What is needed
All of the data must be printed exactly; please include every line.

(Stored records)
* * * * * * *

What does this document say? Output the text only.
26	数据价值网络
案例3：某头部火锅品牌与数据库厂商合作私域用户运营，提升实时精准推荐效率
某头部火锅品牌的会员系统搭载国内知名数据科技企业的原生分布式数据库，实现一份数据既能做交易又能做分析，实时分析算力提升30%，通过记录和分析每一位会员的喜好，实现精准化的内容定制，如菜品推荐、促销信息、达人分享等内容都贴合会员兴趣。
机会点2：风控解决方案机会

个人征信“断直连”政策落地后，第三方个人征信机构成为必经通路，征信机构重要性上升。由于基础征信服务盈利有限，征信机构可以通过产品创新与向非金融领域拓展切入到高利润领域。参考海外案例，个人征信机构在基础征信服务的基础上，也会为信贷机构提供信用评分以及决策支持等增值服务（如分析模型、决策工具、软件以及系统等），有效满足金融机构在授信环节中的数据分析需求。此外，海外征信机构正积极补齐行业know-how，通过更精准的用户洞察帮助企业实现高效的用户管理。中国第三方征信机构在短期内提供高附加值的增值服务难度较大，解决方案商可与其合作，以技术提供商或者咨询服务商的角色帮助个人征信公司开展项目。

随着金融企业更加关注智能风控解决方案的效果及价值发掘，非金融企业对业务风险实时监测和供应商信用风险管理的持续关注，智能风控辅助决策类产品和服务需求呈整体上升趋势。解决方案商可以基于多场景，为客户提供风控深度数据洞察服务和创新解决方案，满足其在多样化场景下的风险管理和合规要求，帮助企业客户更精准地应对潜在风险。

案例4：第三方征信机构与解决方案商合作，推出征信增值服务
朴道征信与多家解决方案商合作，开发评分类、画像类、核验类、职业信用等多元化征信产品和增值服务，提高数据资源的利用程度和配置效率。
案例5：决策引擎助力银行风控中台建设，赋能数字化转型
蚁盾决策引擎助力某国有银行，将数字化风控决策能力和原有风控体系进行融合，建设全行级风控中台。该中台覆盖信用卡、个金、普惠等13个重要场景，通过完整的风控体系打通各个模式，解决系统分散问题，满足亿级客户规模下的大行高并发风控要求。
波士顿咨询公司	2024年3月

* * * * * * *

The reply
What does this document say? Output the text only.
26	数据价值网络
案例3：某头部火锅品牌与数据库厂商合作私域用户运营，提升实时精准推荐效率
某头部火锅品牌的会员系统搭载国内知名数据科技企业的原生分布式数据库，实现一份数据既能做交易又能做分析，实时分析算力提升30%，通过记录和分析每一位会员的喜好，实现精准化的内容定制，如菜品推荐、促销信息、达人分享等内容都贴合会员兴趣。
机会点2：风控解决方案机会

个人征信“断直连”政策落地后，第三方个人征信机构成为必经通路，征信机构重要性上升。由于基础征信服务盈利有限，征信机构可以通过产品创新与向非金融领域拓展切入到高利润领域。参考海外案例，个人征信机构在基础征信服务的基础上，也会为信贷机构提供信用评分以及决策支持等增值服务（如分析模型、决策工具、软件以及系统等），有效满足金融机构在授信环节中的数据分析需求。此外，海外征信机构正积极补齐行业know-how，通过更精准的用户洞察帮助企业实现高效的用户管理。中国第三方征信机构在短期内提供高附加值的增值服务难度较大，解决方案商可与其合作，以技术提供商或者咨询服务商的角色帮助个人征信公司开展项目。

随着金融企业更加关注智能风控解决方案的效果及价值发掘，非金融企业对业务风险实时监测和供应商信用风险管理的持续关注，智能风控辅助决策类产品和服务需求呈整体上升趋势。解决方案商可以基于多场景，为客户提供风控深度数据洞察服务和创新解决方案，满足其在多样化场景下的风险管理和合规要求，帮助企业客户更精准地应对潜在风险。

案例4：第三方征信机构与解决方案商合作，推出征信增值服务
朴道征信与多家解决方案商合作，开发评分类、画像类、核验类、职业信用等多元化征信产品和增值服务，提高数据资源的利用程度和配置效率。
案例5：决策引擎助力银行风控中台建设，赋能数字化转型
蚁盾决策引擎助力某国有银行，将数字化风控决策能力和原有风控体系进行融合，建设全行级风控中台。该中台覆盖信用卡、个金、普惠等13个重要场景，通过完整的风控体系打通各个模式，解决系统分散问题，满足亿级客户规模下的大行高并发风控要求。
波士顿咨询公司	2024年3月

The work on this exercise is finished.